= Exercise requirements =
Write out the entries below once more, exactly, with the pictures left out.

|---|

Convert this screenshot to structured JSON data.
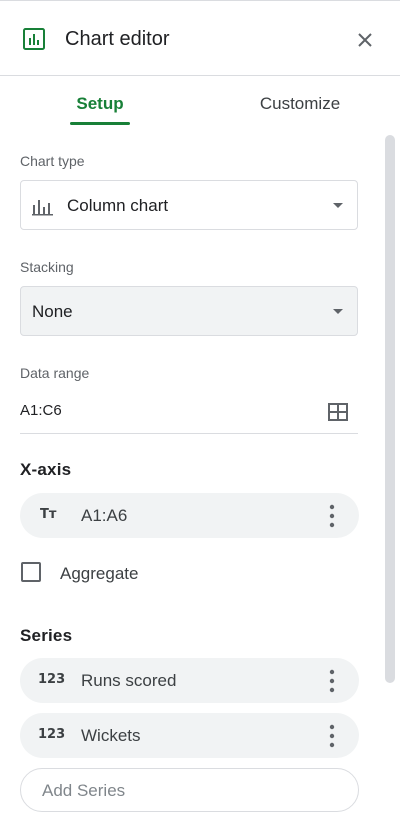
{
  "header": {
    "title": "Chart editor",
    "logo_icon": "chart-editor-icon",
    "close_icon": "close-icon",
    "accent_color": "#188038"
  },
  "tabs": [
    {
      "label": "Setup",
      "active": true
    },
    {
      "label": "Customize",
      "active": false
    }
  ],
  "chart_type": {
    "label": "Chart type",
    "value": "Column chart",
    "icon": "column-chart-icon"
  },
  "stacking": {
    "label": "Stacking",
    "value": "None"
  },
  "data_range": {
    "label": "Data range",
    "value": "A1:C6",
    "icon": "grid-select-icon"
  },
  "x_axis": {
    "heading": "X-axis",
    "chip": {
      "icon": "Tт",
      "label": "A1:A6"
    }
  },
  "aggregate": {
    "label": "Aggregate",
    "checked": false
  },
  "series": {
    "heading": "Series",
    "items": [
      {
        "icon": "123",
        "label": "Runs scored"
      },
      {
        "icon": "123",
        "label": "Wickets"
      }
    ],
    "add_placeholder": "Add Series"
  }
}
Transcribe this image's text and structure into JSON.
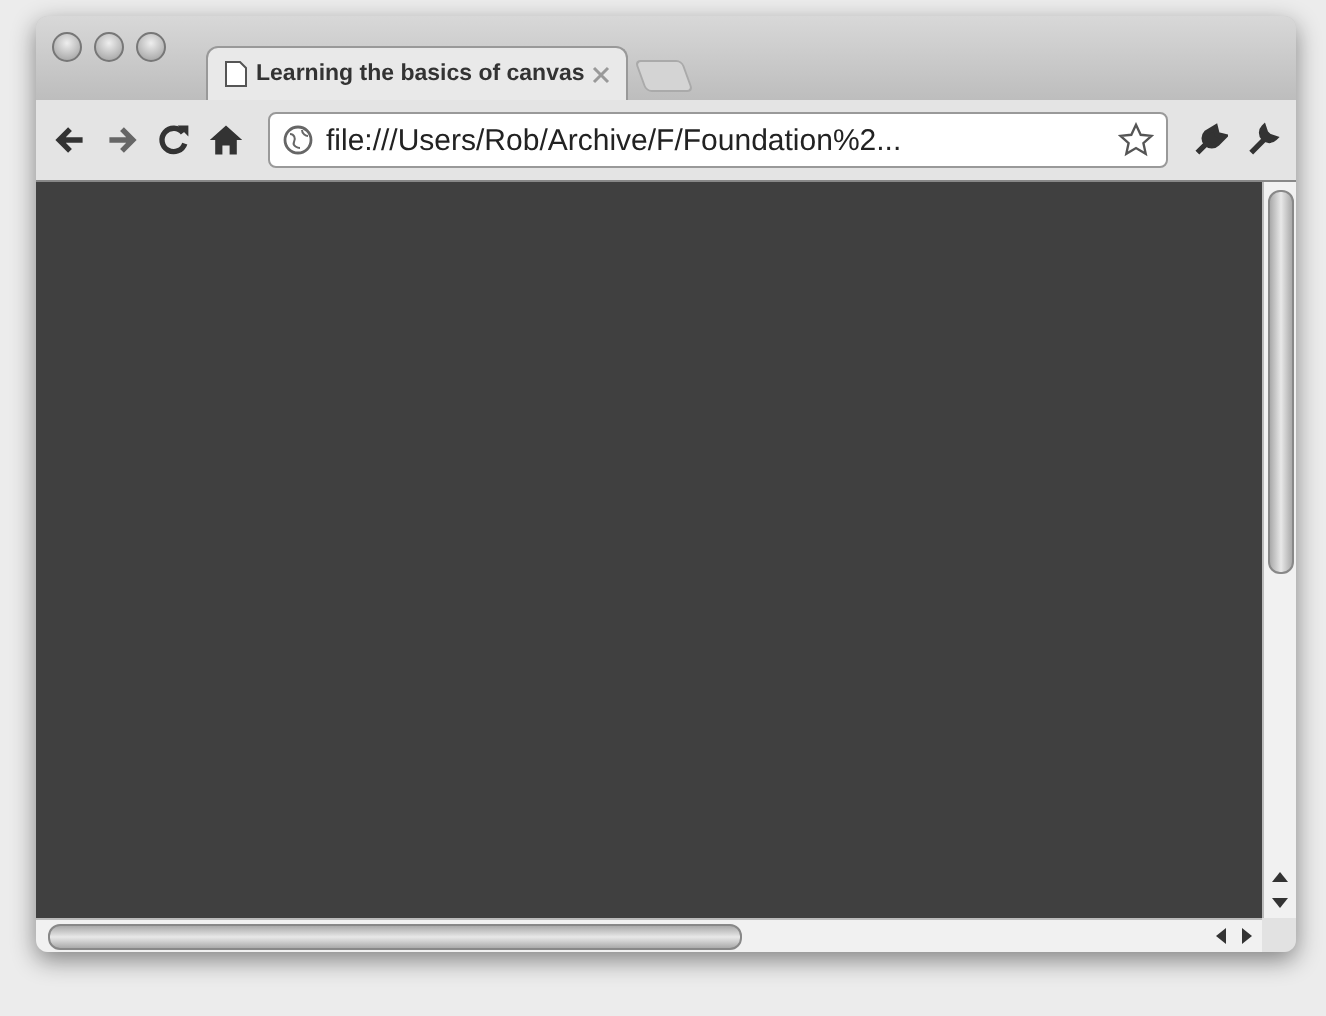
{
  "tabs": [
    {
      "title": "Learning the basics of canvas",
      "selected": true
    }
  ],
  "address_bar": {
    "value": "file:///Users/Rob/Archive/F/Foundation%2..."
  },
  "content": {
    "kind": "canvas"
  }
}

|---|

= Result of this task =
Convert this screenshot to structured JSON data.
{
  "header": {
    "title": "Chart editor",
    "logo_icon": "chart-editor-icon",
    "close_icon": "close-icon",
    "accent_color": "#188038"
  },
  "tabs": [
    {
      "label": "Setup",
      "active": true
    },
    {
      "label": "Customize",
      "active": false
    }
  ],
  "chart_type": {
    "label": "Chart type",
    "value": "Column chart",
    "icon": "column-chart-icon"
  },
  "stacking": {
    "label": "Stacking",
    "value": "None"
  },
  "data_range": {
    "label": "Data range",
    "value": "A1:C6",
    "icon": "grid-select-icon"
  },
  "x_axis": {
    "heading": "X-axis",
    "chip": {
      "icon": "Tт",
      "label": "A1:A6"
    }
  },
  "aggregate": {
    "label": "Aggregate",
    "checked": false
  },
  "series": {
    "heading": "Series",
    "items": [
      {
        "icon": "123",
        "label": "Runs scored"
      },
      {
        "icon": "123",
        "label": "Wickets"
      }
    ],
    "add_placeholder": "Add Series"
  }
}
Transcribe this image's text and structure into JSON.
{
  "tabs": [
    {
      "title": "Learning the basics of canvas",
      "selected": true
    }
  ],
  "address_bar": {
    "value": "file:///Users/Rob/Archive/F/Foundation%2..."
  },
  "content": {
    "kind": "canvas"
  }
}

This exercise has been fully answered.